Records for this task —
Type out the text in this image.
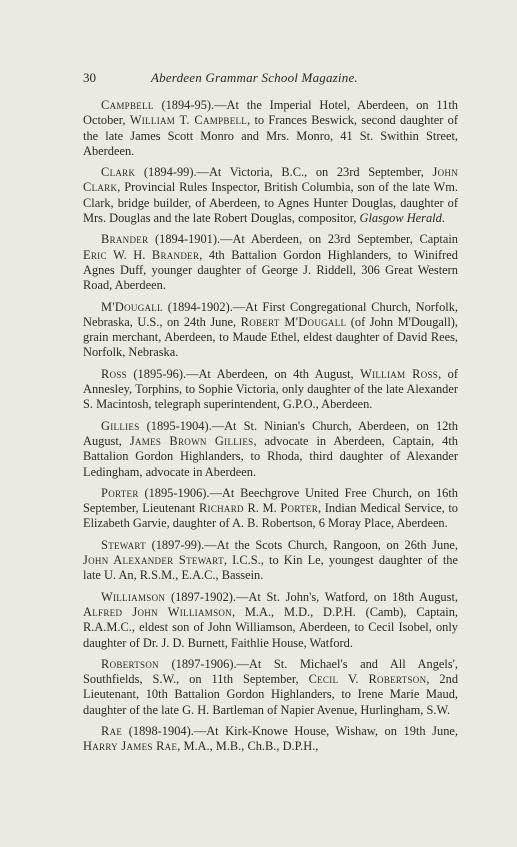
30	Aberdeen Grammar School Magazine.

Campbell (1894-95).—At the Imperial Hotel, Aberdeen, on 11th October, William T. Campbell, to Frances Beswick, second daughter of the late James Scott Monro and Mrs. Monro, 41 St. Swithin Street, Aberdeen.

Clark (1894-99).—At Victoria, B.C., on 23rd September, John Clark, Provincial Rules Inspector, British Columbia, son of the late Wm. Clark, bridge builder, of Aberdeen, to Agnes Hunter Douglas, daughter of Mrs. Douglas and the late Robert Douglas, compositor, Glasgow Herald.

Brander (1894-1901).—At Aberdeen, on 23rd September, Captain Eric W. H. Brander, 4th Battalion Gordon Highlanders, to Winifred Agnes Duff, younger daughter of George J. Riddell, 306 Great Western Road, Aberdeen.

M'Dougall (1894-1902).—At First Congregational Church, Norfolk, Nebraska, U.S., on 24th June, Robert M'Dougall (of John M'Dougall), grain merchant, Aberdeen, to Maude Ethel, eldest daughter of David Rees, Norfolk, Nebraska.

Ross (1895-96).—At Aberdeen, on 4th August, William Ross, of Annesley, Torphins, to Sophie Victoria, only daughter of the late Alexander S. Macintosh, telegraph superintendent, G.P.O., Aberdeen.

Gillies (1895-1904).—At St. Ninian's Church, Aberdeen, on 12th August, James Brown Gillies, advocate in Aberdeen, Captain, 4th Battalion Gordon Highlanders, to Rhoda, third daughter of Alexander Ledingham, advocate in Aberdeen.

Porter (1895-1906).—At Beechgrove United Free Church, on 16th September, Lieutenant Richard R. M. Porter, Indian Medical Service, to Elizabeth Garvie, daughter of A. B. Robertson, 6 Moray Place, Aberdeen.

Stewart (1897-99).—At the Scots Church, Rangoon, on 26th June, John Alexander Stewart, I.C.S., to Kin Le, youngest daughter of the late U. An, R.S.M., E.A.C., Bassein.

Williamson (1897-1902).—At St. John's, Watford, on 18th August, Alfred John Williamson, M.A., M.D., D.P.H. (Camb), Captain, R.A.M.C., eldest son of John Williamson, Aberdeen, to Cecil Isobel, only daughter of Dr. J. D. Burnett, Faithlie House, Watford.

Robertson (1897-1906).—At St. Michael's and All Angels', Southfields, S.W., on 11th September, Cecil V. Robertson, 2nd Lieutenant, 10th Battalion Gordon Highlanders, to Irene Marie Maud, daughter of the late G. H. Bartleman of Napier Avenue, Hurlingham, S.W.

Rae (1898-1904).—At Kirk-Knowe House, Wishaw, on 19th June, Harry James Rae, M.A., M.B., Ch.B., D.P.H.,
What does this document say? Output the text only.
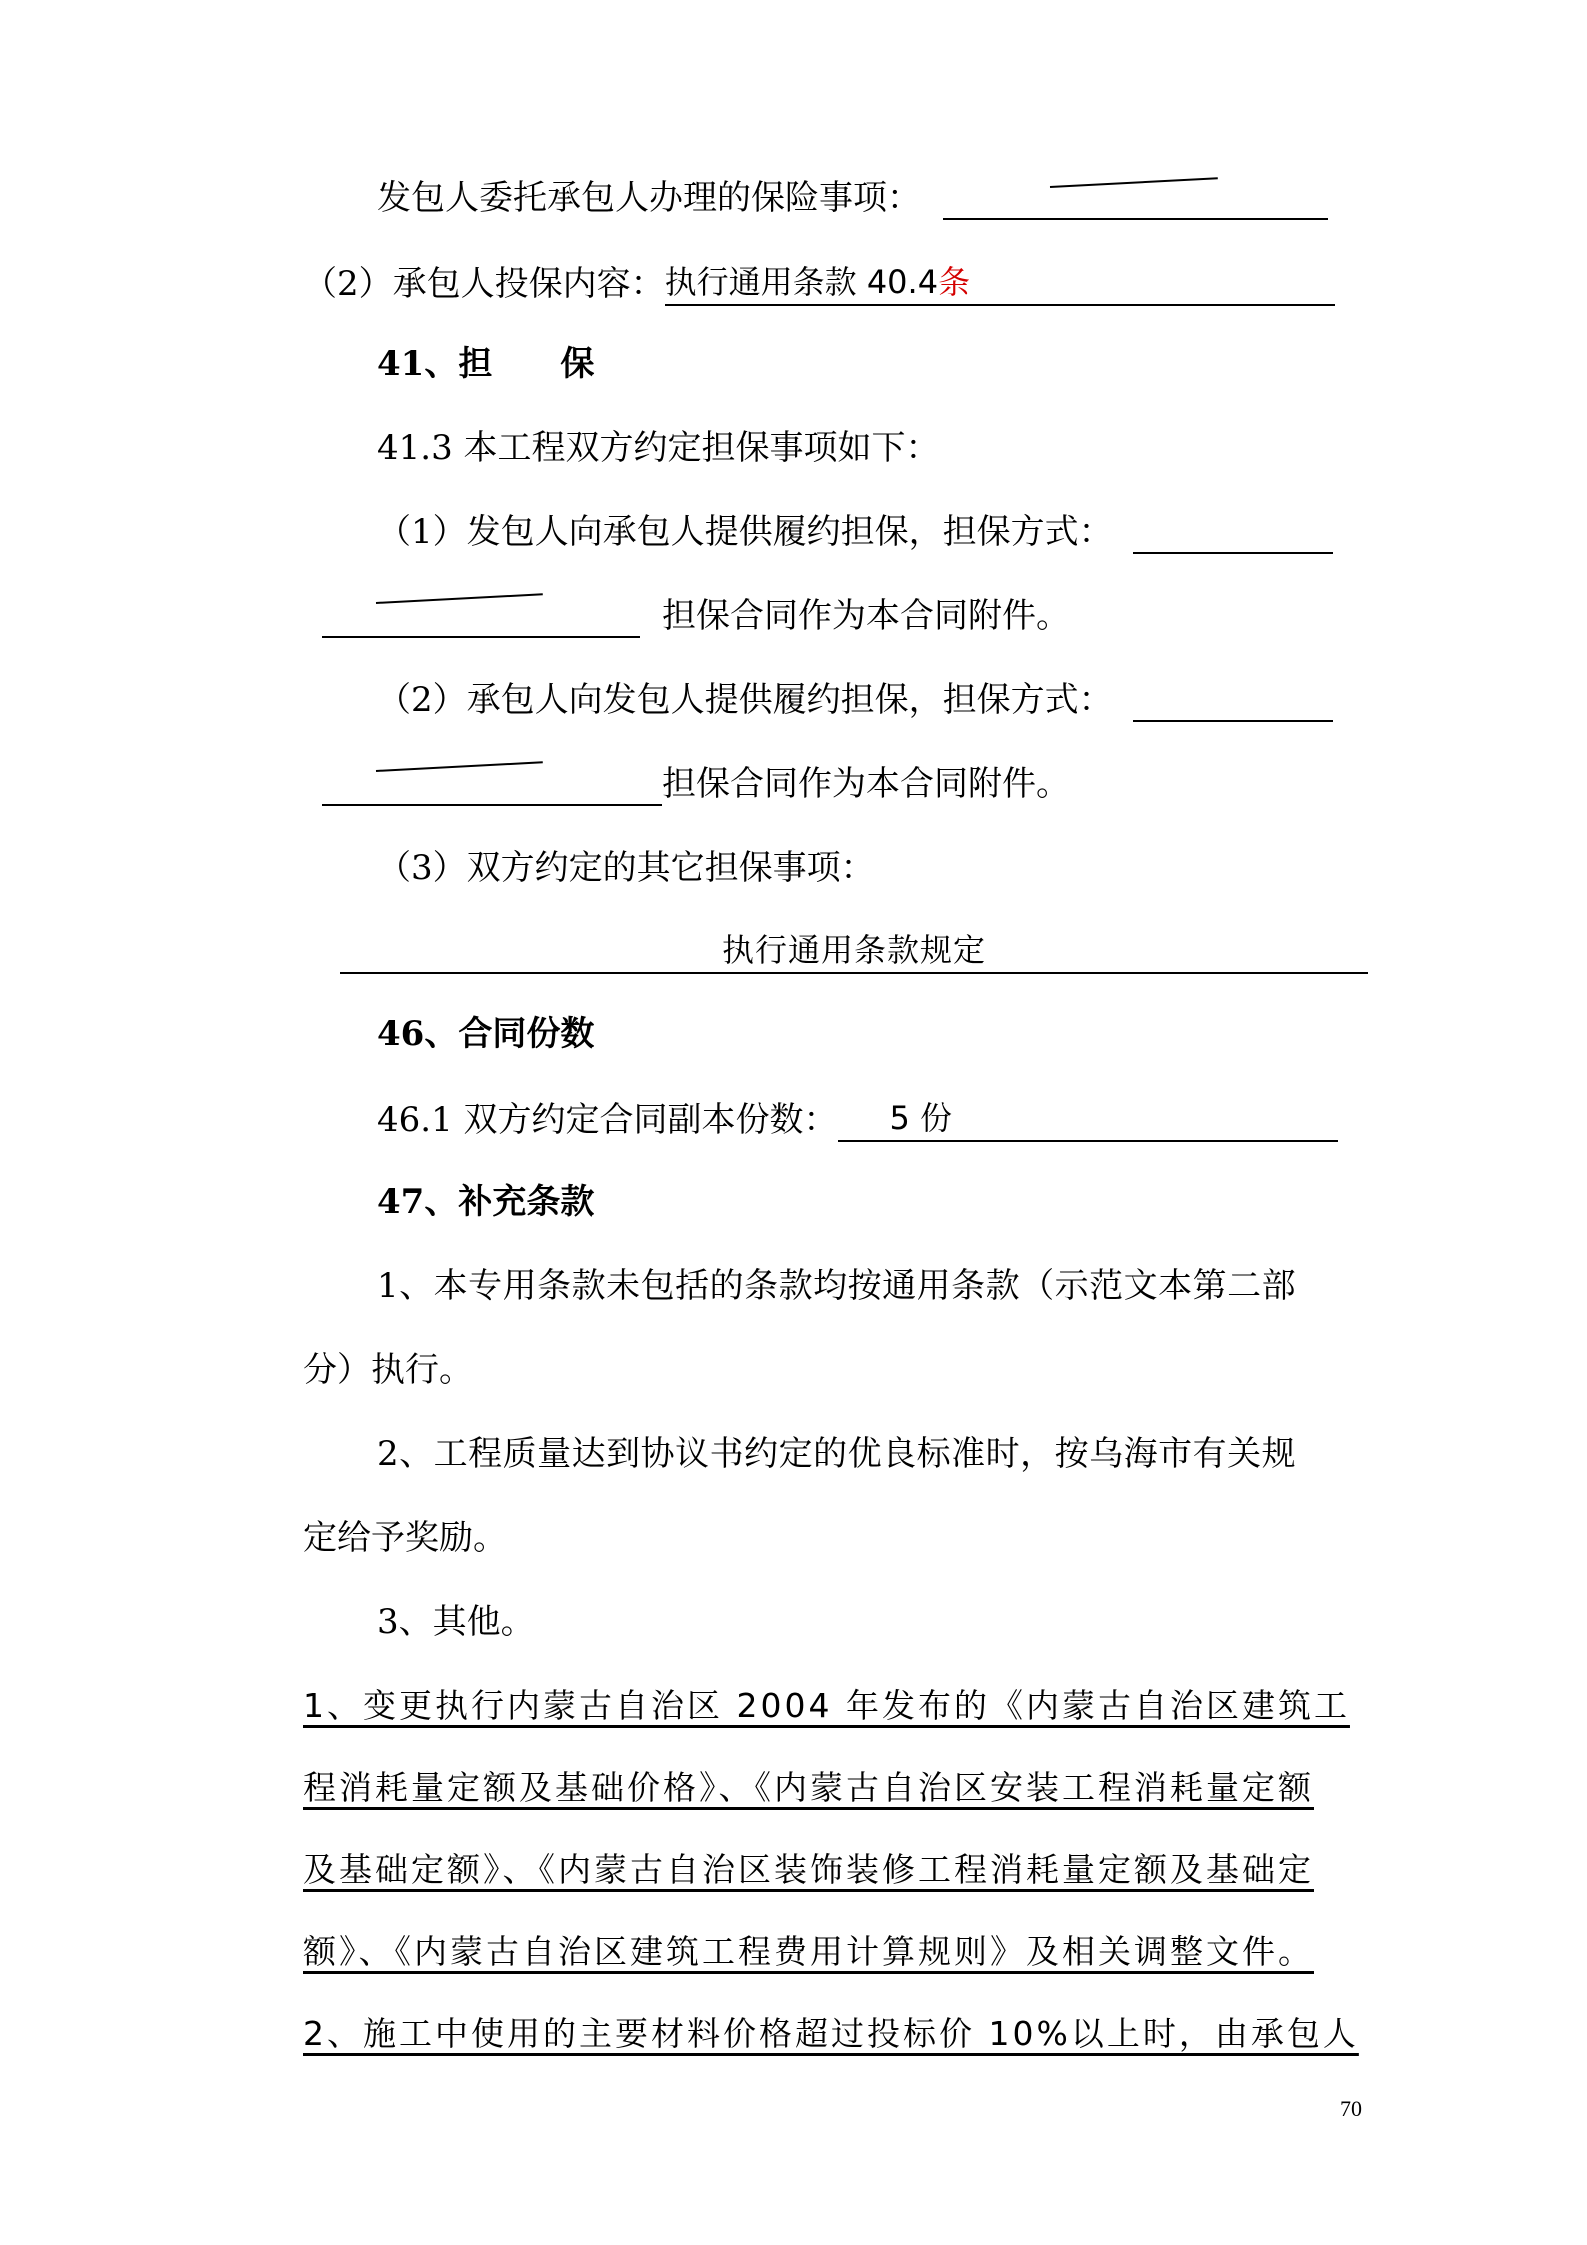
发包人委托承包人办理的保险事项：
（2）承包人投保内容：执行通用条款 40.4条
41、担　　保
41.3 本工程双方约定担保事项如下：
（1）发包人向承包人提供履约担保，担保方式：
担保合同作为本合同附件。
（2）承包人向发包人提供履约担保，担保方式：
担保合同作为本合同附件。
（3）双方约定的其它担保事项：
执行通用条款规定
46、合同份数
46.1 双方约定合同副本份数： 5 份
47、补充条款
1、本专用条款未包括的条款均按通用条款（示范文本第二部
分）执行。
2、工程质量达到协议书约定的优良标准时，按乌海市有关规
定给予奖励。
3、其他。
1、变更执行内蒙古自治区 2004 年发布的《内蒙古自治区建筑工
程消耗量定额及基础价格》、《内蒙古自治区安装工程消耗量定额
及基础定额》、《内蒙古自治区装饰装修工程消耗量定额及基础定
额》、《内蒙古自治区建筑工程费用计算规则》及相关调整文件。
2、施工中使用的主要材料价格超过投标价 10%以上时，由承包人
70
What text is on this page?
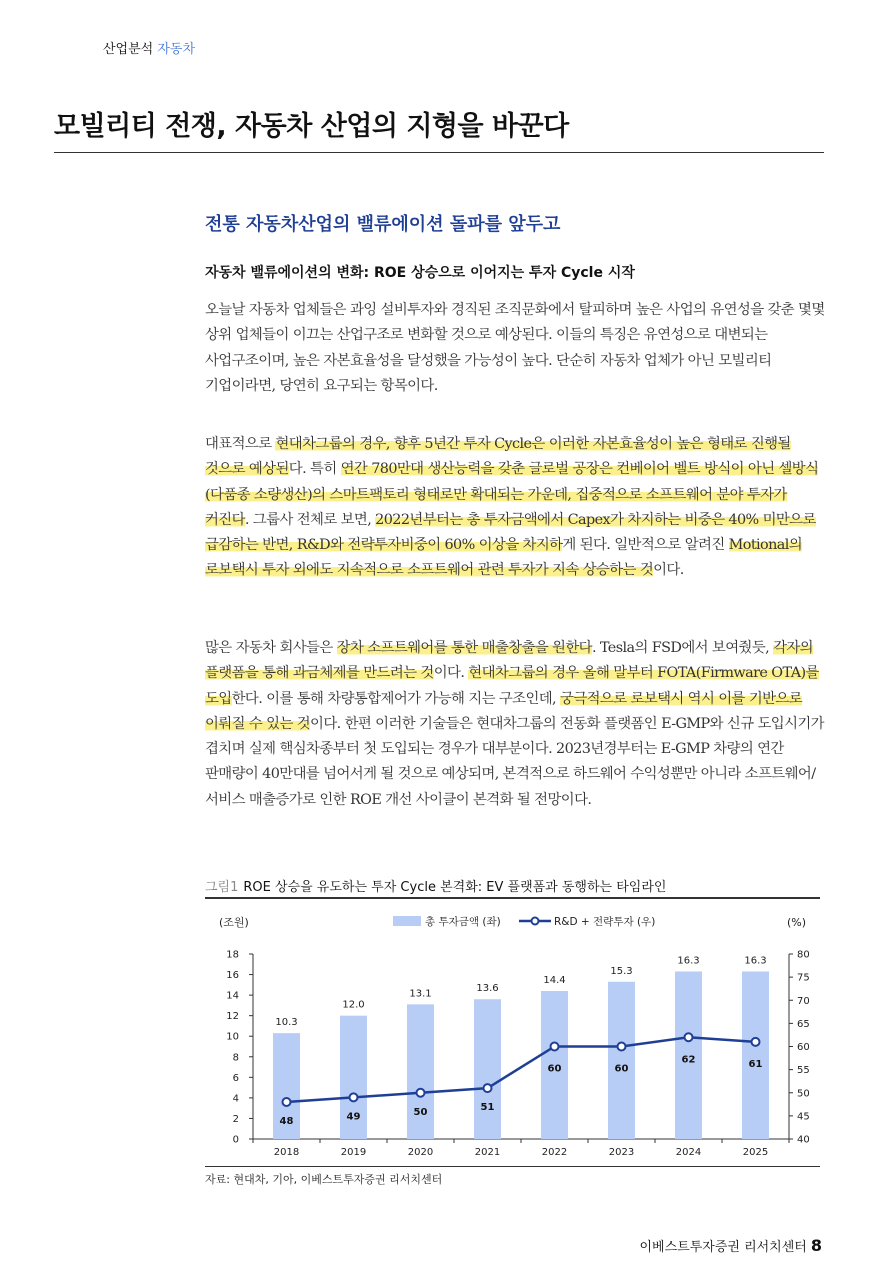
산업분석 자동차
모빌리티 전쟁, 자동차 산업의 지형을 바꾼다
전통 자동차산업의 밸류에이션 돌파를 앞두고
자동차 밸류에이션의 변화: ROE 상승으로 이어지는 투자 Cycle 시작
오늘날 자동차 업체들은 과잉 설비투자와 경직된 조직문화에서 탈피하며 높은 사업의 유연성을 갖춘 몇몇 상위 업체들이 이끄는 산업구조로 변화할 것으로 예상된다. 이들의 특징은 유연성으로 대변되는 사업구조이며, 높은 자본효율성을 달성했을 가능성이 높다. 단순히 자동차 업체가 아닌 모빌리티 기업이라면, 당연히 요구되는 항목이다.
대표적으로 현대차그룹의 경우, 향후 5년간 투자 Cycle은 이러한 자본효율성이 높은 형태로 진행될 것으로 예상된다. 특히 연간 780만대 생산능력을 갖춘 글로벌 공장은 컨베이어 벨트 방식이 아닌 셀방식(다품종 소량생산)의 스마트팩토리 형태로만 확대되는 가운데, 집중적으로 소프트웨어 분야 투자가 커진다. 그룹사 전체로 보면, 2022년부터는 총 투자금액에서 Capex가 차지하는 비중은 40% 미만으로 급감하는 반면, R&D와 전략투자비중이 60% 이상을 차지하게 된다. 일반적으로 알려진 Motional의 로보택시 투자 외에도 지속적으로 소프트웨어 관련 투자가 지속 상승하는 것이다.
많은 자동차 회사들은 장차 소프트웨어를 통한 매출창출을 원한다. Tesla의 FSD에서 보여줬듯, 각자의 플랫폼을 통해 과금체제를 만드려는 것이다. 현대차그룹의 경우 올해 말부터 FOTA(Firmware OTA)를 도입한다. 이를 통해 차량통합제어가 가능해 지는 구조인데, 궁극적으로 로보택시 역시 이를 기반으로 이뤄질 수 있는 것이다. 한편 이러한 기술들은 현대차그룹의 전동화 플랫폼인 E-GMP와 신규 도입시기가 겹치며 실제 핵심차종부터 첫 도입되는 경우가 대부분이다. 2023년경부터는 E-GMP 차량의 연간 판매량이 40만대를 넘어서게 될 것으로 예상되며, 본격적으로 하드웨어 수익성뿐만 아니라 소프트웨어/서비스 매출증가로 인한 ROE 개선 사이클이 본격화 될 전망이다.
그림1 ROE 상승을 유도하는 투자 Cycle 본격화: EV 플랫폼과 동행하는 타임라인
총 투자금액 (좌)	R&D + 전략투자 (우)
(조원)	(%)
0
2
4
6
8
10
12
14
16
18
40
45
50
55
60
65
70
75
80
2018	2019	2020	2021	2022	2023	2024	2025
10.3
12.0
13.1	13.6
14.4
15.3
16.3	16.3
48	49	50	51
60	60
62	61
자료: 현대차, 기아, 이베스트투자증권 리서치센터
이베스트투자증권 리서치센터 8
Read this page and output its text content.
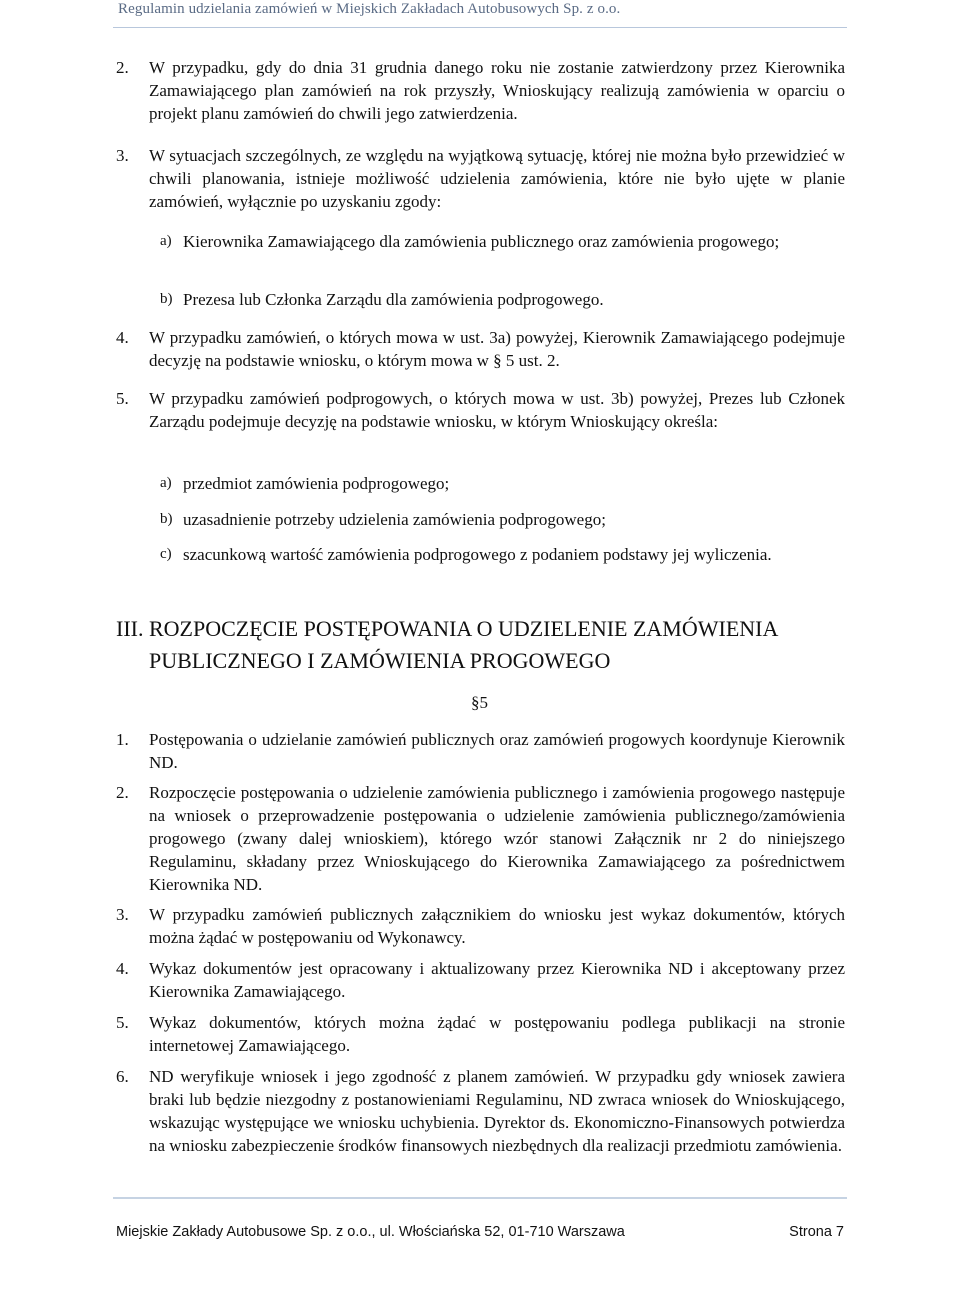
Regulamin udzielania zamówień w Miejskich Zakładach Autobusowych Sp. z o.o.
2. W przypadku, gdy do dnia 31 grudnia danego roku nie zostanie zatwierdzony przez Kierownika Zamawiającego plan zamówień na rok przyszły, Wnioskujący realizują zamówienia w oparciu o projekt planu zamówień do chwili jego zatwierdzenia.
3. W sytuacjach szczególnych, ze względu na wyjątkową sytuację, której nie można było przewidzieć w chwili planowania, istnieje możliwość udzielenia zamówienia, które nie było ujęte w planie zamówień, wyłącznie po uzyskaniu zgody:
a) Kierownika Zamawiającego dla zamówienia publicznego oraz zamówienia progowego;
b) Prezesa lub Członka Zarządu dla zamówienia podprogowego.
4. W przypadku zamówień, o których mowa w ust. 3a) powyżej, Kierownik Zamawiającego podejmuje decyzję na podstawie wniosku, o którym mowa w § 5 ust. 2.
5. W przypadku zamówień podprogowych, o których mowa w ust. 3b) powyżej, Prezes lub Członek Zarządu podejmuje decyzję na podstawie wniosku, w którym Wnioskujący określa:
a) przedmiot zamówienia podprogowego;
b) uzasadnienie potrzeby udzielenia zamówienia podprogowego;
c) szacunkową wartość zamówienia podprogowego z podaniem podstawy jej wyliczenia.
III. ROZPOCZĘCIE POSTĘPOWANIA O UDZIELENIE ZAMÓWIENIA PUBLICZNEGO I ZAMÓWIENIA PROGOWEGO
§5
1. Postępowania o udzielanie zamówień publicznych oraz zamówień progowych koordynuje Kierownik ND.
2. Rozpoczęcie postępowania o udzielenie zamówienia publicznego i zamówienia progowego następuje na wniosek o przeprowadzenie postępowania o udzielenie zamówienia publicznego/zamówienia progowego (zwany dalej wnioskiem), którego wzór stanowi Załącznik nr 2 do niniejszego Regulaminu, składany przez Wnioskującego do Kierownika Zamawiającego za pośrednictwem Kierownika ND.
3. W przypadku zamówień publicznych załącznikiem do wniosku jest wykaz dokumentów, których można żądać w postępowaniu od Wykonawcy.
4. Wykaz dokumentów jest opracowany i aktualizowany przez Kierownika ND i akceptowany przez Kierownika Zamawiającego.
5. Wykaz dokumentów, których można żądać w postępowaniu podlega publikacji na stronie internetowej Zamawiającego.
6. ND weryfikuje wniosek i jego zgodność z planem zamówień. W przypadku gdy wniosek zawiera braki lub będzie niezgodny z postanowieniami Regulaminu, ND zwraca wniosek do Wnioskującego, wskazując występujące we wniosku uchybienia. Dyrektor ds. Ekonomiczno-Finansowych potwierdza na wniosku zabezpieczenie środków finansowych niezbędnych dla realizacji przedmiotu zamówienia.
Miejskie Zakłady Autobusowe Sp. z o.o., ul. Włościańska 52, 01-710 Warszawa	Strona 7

Written request — Lines that hold "zamówień" are the ones to copy; find all of them.

Completed task —
Regulamin udzielania zamówień w Miejskich Zakładach Autobusowych Sp. z o.o.
2. W przypadku, gdy do dnia 31 grudnia danego roku nie zostanie zatwierdzony przez Kierownika Zamawiającego plan zamówień na rok przyszły, Wnioskujący realizują zamówienia w oparciu o projekt planu zamówień do chwili jego zatwierdzenia.
3. W sytuacjach szczególnych, ze względu na wyjątkową sytuację, której nie można było przewidzieć w chwili planowania, istnieje możliwość udzielenia zamówienia, które nie było ujęte w planie zamówień, wyłącznie po uzyskaniu zgody:
4. W przypadku zamówień, o których mowa w ust. 3a) powyżej, Kierownik Zamawiającego podejmuje decyzję na podstawie wniosku, o którym mowa w § 5 ust. 2.
5. W przypadku zamówień podprogowych, o których mowa w ust. 3b) powyżej, Prezes lub Członek Zarządu podejmuje decyzję na podstawie wniosku, w którym Wnioskujący określa:
1. Postępowania o udzielanie zamówień publicznych oraz zamówień progowych koordynuje Kierownik ND.
3. W przypadku zamówień publicznych załącznikiem do wniosku jest wykaz dokumentów, których można żądać w postępowaniu od Wykonawcy.
6. ND weryfikuje wniosek i jego zgodność z planem zamówień. W przypadku gdy wniosek zawiera braki lub będzie niezgodny z postanowieniami Regulaminu, ND zwraca wniosek do Wnioskującego, wskazując występujące we wniosku uchybienia. Dyrektor ds. Ekonomiczno-Finansowych potwierdza na wniosku zabezpieczenie środków finansowych niezbędnych dla realizacji przedmiotu zamówienia.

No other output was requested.